- _What is being asked_:
Read the records below and copy each line that contains "category".

- _Data supplied_:
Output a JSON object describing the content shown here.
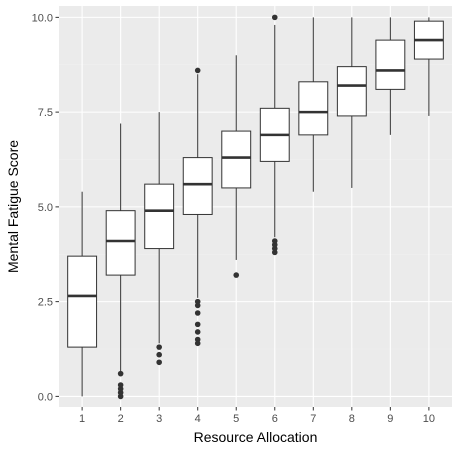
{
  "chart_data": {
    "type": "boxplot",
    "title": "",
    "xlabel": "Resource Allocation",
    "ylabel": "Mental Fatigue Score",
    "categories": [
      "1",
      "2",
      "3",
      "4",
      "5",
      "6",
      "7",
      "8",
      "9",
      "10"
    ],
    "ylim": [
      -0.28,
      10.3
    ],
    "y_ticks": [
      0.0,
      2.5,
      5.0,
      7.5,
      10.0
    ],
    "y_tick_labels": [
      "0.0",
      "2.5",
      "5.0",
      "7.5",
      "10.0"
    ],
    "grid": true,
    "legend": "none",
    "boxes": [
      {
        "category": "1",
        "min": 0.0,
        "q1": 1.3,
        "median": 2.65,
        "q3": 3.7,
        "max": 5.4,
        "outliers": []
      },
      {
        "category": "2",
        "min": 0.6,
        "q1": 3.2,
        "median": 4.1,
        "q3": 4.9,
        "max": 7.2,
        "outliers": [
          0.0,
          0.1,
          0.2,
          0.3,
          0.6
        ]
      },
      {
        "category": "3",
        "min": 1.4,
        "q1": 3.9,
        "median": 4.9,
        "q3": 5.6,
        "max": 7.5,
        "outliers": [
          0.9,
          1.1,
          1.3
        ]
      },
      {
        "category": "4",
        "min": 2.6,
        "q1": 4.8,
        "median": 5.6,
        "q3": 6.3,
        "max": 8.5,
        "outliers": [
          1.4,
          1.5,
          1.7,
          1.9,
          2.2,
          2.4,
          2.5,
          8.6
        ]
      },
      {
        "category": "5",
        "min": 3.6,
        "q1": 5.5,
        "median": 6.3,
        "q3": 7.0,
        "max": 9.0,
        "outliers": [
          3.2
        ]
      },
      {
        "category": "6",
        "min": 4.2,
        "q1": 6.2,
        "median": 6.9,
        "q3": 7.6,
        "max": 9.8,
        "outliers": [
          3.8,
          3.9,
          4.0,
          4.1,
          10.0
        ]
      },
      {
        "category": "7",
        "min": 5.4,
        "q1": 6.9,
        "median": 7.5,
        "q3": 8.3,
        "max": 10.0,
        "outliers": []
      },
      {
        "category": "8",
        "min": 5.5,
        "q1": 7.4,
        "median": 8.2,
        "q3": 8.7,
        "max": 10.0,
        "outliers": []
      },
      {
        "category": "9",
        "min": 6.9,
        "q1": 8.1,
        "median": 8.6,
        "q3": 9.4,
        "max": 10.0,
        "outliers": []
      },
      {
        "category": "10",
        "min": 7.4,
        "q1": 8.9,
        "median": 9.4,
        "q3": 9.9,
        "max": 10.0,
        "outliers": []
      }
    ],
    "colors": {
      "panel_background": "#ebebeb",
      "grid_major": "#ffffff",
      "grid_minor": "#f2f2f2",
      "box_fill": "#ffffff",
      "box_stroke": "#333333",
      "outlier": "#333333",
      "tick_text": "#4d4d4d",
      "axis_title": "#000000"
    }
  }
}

- _Complete answer_:
        "category": "1",
        "category": "2",
        "category": "3",
        "category": "4",
        "category": "5",
        "category": "6",
        "category": "7",
        "category": "8",
        "category": "9",
        "category": "10",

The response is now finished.